EXERCISE PROMPT: Copy out all the lines exactly. Omit pictures.

EXTRACTED DATA:

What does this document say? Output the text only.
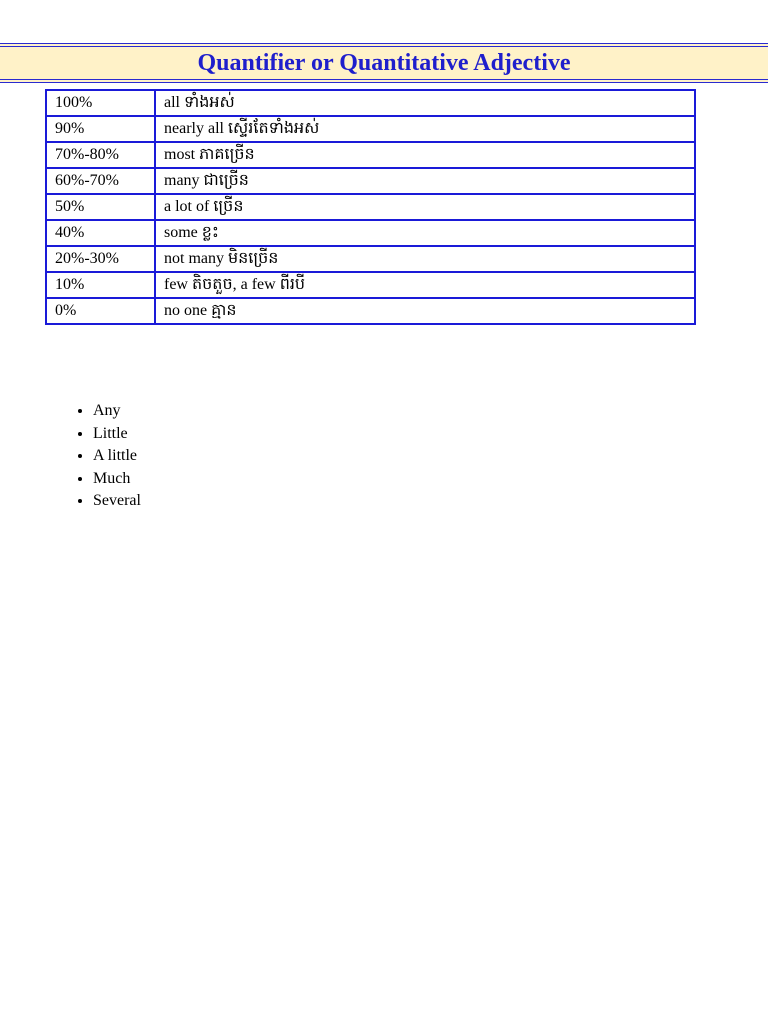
Quantifier or Quantitative Adjective
100%	all ទាំងអស់
90%	nearly all ស្ទើរតែទាំងអស់
70%-80%	most ភាគច្រើន
60%-70%	many ជាច្រើន
50%	a lot of ច្រើន
40%	some ខ្លះ
20%-30%	not many មិនច្រើន
10%	few តិចតួច, a few ពីរបី
0%	no one គ្មាន
• Any
• Little
• A little
• Much
• Several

FULL SOLUTION:
What does this document say? Output the text only.
Quantifier or Quantitative Adjective
100%	all ទាំងអស់
90%	nearly all ស្ទើរតែទាំងអស់
70%-80%	most ភាគច្រើន
60%-70%	many ជាច្រើន
50%	a lot of ច្រើន
40%	some ខ្លះ
20%-30%	not many មិនច្រើន
10%	few តិចតួច, a few ពីរបី
0%	no one គ្មាន
• Any
• Little
• A little
• Much
• Several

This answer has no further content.